Collect all lines below with the string "minus".

##############################

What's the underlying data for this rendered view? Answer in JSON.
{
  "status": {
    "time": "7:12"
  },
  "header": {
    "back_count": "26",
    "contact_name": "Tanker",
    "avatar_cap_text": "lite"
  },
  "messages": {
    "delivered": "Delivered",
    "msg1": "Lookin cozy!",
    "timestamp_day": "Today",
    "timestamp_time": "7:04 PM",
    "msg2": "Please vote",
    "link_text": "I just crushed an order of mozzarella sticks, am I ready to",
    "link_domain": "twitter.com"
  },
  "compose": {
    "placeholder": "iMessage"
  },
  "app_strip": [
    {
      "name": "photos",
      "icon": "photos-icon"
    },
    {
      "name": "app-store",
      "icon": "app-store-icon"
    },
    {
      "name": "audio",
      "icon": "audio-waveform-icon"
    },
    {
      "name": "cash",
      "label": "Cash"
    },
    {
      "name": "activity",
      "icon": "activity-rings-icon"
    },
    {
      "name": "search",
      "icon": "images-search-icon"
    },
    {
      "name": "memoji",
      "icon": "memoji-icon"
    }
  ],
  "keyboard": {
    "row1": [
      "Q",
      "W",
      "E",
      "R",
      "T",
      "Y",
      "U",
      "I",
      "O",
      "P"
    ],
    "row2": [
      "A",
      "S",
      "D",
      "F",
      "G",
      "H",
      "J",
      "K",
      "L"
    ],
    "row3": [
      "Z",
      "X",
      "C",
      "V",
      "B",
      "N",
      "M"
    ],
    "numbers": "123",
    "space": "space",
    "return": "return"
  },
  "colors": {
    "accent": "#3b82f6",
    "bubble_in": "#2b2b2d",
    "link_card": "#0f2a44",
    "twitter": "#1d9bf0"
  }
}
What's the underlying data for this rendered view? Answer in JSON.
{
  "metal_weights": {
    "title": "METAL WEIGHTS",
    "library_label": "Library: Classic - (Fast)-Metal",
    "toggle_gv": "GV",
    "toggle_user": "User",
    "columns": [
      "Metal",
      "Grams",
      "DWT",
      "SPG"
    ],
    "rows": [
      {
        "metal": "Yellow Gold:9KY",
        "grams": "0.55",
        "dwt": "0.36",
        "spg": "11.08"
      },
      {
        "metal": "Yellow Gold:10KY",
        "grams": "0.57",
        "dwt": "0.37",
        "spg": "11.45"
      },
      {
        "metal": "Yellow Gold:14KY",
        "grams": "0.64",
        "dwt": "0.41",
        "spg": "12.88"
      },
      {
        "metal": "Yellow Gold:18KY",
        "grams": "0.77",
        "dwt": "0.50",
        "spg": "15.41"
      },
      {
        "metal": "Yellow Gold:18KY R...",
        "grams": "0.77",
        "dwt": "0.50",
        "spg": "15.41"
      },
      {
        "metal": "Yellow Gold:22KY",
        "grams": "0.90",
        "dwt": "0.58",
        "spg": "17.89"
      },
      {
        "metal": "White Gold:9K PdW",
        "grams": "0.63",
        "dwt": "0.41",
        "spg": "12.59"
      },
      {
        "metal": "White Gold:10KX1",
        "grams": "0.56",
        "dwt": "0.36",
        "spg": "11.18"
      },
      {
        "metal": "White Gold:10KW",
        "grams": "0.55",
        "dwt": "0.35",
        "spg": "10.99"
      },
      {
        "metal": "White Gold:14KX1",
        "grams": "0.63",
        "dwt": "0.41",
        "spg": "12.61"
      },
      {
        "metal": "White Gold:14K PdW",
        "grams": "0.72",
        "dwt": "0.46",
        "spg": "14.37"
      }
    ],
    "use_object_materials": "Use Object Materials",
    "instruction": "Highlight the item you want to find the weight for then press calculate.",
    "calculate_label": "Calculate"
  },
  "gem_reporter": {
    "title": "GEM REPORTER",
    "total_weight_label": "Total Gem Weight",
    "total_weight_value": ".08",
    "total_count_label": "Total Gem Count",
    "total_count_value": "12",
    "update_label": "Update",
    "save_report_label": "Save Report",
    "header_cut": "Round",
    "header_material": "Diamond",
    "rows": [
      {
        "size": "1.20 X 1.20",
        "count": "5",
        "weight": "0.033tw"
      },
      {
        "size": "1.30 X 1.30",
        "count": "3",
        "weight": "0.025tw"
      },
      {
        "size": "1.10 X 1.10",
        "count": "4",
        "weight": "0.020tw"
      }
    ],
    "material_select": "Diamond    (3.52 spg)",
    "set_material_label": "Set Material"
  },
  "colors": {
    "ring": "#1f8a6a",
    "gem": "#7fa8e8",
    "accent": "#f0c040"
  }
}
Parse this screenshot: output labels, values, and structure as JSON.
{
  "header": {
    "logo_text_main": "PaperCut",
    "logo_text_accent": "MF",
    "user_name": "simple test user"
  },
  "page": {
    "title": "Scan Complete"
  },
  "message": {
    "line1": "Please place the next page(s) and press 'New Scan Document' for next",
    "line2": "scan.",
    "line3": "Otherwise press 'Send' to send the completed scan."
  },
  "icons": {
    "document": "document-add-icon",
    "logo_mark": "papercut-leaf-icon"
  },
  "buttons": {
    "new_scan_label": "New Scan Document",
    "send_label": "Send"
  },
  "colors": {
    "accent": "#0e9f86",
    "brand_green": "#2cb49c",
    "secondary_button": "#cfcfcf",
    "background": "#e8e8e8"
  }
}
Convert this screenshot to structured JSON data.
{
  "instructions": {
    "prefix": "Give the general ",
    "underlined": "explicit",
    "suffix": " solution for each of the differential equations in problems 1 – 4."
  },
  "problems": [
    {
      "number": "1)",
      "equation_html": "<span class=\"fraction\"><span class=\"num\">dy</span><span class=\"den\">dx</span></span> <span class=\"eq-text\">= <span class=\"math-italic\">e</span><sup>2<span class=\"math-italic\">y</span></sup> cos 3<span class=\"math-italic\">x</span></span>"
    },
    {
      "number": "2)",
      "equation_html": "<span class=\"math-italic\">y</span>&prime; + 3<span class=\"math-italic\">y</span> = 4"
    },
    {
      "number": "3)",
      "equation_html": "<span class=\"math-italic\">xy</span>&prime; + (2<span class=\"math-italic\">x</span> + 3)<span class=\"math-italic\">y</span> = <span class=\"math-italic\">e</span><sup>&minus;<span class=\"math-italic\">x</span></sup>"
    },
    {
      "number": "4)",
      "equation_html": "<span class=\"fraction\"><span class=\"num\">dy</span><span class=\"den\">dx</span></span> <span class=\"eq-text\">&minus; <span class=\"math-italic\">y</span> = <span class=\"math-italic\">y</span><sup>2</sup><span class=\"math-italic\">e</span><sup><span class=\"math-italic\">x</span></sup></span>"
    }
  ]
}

##############################

Reply to the exercise:
      "equation_html": "<span class=\"math-italic\">xy</span>&prime; + (2<span class=\"math-italic\">x</span> + 3)<span class=\"math-italic\">y</span> = <span class=\"math-italic\">e</span><sup>&minus;<span class=\"math-italic\">x</span></sup>"
      "equation_html": "<span class=\"fraction\"><span class=\"num\">dy</span><span class=\"den\">dx</span></span> <span class=\"eq-text\">&minus; <span class=\"math-italic\">y</span> = <span class=\"math-italic\">y</span><sup>2</sup><span class=\"math-italic\">e</span><sup><span class=\"math-italic\">x</span></sup></span>"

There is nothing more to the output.